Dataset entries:
· · · · · · ·

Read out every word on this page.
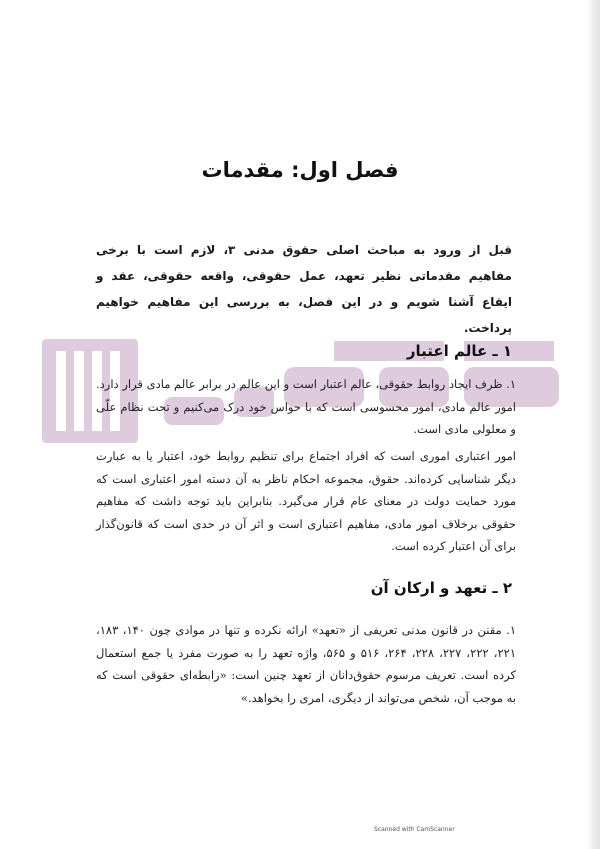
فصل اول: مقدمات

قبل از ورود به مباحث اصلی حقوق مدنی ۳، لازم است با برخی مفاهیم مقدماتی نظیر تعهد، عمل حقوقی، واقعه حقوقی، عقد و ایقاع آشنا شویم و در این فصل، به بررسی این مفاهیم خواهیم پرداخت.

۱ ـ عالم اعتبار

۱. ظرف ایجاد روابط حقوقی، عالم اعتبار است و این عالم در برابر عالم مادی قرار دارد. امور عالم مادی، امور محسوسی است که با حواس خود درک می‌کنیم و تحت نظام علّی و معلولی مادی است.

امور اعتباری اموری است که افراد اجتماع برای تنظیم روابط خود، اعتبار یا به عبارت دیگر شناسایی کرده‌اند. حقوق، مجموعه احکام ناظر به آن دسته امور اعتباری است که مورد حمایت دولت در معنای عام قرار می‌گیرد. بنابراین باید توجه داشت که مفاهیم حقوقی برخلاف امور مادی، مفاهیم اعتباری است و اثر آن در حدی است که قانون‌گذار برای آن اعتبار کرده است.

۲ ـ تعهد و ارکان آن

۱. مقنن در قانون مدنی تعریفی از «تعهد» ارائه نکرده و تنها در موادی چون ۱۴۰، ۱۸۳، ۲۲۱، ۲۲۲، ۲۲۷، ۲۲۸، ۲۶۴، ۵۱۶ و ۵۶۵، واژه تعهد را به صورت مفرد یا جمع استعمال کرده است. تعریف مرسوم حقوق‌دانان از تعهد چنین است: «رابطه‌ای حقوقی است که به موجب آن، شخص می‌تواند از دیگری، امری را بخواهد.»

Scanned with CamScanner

· · · · · · ·

__Aim of the exercise__. Write out every record above exactly as it stands, but leave out the pictures.

__Written answer__.
Read out every word on this page.
فصل اول: مقدمات

قبل از ورود به مباحث اصلی حقوق مدنی ۳، لازم است با برخی مفاهیم مقدماتی نظیر تعهد، عمل حقوقی، واقعه حقوقی، عقد و ایقاع آشنا شویم و در این فصل، به بررسی این مفاهیم خواهیم پرداخت.

۱ ـ عالم اعتبار

۱. ظرف ایجاد روابط حقوقی، عالم اعتبار است و این عالم در برابر عالم مادی قرار دارد. امور عالم مادی، امور محسوسی است که با حواس خود درک می‌کنیم و تحت نظام علّی و معلولی مادی است.

امور اعتباری اموری است که افراد اجتماع برای تنظیم روابط خود، اعتبار یا به عبارت دیگر شناسایی کرده‌اند. حقوق، مجموعه احکام ناظر به آن دسته امور اعتباری است که مورد حمایت دولت در معنای عام قرار می‌گیرد. بنابراین باید توجه داشت که مفاهیم حقوقی برخلاف امور مادی، مفاهیم اعتباری است و اثر آن در حدی است که قانون‌گذار برای آن اعتبار کرده است.

۲ ـ تعهد و ارکان آن

۱. مقنن در قانون مدنی تعریفی از «تعهد» ارائه نکرده و تنها در موادی چون ۱۴۰، ۱۸۳، ۲۲۱، ۲۲۲، ۲۲۷، ۲۲۸، ۲۶۴، ۵۱۶ و ۵۶۵، واژه تعهد را به صورت مفرد یا جمع استعمال کرده است. تعریف مرسوم حقوق‌دانان از تعهد چنین است: «رابطه‌ای حقوقی است که به موجب آن، شخص می‌تواند از دیگری، امری را بخواهد.»

Scanned with CamScanner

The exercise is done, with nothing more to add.